# Instruction
Output the material beneath exactly, leaving nothing out.

# Dataset excerpts
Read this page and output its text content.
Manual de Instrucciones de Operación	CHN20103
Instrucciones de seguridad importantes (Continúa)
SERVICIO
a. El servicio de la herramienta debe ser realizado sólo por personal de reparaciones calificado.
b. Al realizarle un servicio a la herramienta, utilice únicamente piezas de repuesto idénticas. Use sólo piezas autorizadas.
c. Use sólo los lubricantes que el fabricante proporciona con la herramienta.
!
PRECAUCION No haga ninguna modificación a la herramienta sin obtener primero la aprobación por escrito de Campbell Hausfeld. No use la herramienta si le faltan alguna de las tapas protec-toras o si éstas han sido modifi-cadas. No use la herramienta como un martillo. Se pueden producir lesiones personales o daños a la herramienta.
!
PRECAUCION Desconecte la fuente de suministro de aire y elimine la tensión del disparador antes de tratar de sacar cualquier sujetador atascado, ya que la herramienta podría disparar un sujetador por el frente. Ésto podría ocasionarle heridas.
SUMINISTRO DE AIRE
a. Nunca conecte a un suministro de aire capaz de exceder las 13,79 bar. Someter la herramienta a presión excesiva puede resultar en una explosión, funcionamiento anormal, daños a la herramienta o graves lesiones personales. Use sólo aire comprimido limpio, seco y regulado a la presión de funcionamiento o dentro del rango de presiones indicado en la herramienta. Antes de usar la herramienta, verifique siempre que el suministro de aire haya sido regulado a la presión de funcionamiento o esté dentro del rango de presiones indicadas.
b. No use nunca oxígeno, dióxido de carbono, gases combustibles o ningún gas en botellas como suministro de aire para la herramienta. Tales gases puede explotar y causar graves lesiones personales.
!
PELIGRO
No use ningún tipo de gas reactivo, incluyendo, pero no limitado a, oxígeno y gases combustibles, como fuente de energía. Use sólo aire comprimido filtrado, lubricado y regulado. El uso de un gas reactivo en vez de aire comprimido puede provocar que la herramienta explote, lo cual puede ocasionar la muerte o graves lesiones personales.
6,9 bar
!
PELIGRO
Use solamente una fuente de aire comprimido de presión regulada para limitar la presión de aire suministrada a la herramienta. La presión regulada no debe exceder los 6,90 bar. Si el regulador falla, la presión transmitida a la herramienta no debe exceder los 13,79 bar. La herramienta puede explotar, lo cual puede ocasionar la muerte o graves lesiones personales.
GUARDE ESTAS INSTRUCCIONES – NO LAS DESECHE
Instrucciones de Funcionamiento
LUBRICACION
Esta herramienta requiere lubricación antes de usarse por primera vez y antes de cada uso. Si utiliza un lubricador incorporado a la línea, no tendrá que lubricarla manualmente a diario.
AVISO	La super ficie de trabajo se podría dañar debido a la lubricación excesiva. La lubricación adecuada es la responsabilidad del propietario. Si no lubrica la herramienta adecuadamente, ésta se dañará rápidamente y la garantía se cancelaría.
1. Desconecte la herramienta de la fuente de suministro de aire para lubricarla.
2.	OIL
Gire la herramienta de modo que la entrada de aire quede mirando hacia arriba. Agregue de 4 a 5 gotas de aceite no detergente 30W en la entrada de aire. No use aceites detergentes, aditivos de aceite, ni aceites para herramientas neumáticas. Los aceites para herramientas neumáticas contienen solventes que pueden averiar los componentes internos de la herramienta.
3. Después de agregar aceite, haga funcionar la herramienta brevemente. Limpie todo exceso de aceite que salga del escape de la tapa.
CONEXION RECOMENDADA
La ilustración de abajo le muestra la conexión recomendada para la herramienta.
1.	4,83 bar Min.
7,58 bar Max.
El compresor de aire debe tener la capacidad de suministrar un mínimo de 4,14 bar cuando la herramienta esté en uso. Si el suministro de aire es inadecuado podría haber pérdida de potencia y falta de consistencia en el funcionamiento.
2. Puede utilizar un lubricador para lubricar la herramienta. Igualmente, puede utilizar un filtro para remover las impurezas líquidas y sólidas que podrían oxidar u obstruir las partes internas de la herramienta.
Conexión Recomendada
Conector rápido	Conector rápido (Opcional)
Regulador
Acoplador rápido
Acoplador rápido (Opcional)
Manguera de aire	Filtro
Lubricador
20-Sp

# Problem solution
Read this page and output its text content.
Manual de Instrucciones de Operación	CHN20103
Instrucciones de seguridad importantes (Continúa)
SERVICIO
a. El servicio de la herramienta debe ser realizado sólo por personal de reparaciones calificado.
b. Al realizarle un servicio a la herramienta, utilice únicamente piezas de repuesto idénticas. Use sólo piezas autorizadas.
c. Use sólo los lubricantes que el fabricante proporciona con la herramienta.
!
PRECAUCION No haga ninguna modificación a la herramienta sin obtener primero la aprobación por escrito de Campbell Hausfeld. No use la herramienta si le faltan alguna de las tapas protec-toras o si éstas han sido modifi-cadas. No use la herramienta como un martillo. Se pueden producir lesiones personales o daños a la herramienta.
!
PRECAUCION Desconecte la fuente de suministro de aire y elimine la tensión del disparador antes de tratar de sacar cualquier sujetador atascado, ya que la herramienta podría disparar un sujetador por el frente. Ésto podría ocasionarle heridas.
SUMINISTRO DE AIRE
a. Nunca conecte a un suministro de aire capaz de exceder las 13,79 bar. Someter la herramienta a presión excesiva puede resultar en una explosión, funcionamiento anormal, daños a la herramienta o graves lesiones personales. Use sólo aire comprimido limpio, seco y regulado a la presión de funcionamiento o dentro del rango de presiones indicado en la herramienta. Antes de usar la herramienta, verifique siempre que el suministro de aire haya sido regulado a la presión de funcionamiento o esté dentro del rango de presiones indicadas.
b. No use nunca oxígeno, dióxido de carbono, gases combustibles o ningún gas en botellas como suministro de aire para la herramienta. Tales gases puede explotar y causar graves lesiones personales.
!
PELIGRO
No use ningún tipo de gas reactivo, incluyendo, pero no limitado a, oxígeno y gases combustibles, como fuente de energía. Use sólo aire comprimido filtrado, lubricado y regulado. El uso de un gas reactivo en vez de aire comprimido puede provocar que la herramienta explote, lo cual puede ocasionar la muerte o graves lesiones personales.
6,9 bar
!
PELIGRO
Use solamente una fuente de aire comprimido de presión regulada para limitar la presión de aire suministrada a la herramienta. La presión regulada no debe exceder los 6,90 bar. Si el regulador falla, la presión transmitida a la herramienta no debe exceder los 13,79 bar. La herramienta puede explotar, lo cual puede ocasionar la muerte o graves lesiones personales.
GUARDE ESTAS INSTRUCCIONES – NO LAS DESECHE
Instrucciones de Funcionamiento
LUBRICACION
Esta herramienta requiere lubricación antes de usarse por primera vez y antes de cada uso. Si utiliza un lubricador incorporado a la línea, no tendrá que lubricarla manualmente a diario.
AVISO	La super ficie de trabajo se podría dañar debido a la lubricación excesiva. La lubricación adecuada es la responsabilidad del propietario. Si no lubrica la herramienta adecuadamente, ésta se dañará rápidamente y la garantía se cancelaría.
1. Desconecte la herramienta de la fuente de suministro de aire para lubricarla.
2.	OIL
Gire la herramienta de modo que la entrada de aire quede mirando hacia arriba. Agregue de 4 a 5 gotas de aceite no detergente 30W en la entrada de aire. No use aceites detergentes, aditivos de aceite, ni aceites para herramientas neumáticas. Los aceites para herramientas neumáticas contienen solventes que pueden averiar los componentes internos de la herramienta.
3. Después de agregar aceite, haga funcionar la herramienta brevemente. Limpie todo exceso de aceite que salga del escape de la tapa.
CONEXION RECOMENDADA
La ilustración de abajo le muestra la conexión recomendada para la herramienta.
1.	4,83 bar Min.
7,58 bar Max.
El compresor de aire debe tener la capacidad de suministrar un mínimo de 4,14 bar cuando la herramienta esté en uso. Si el suministro de aire es inadecuado podría haber pérdida de potencia y falta de consistencia en el funcionamiento.
2. Puede utilizar un lubricador para lubricar la herramienta. Igualmente, puede utilizar un filtro para remover las impurezas líquidas y sólidas que podrían oxidar u obstruir las partes internas de la herramienta.
Conexión Recomendada
Conector rápido	Conector rápido (Opcional)
Regulador
Acoplador rápido
Acoplador rápido (Opcional)
Manguera de aire	Filtro
Lubricador
20-Sp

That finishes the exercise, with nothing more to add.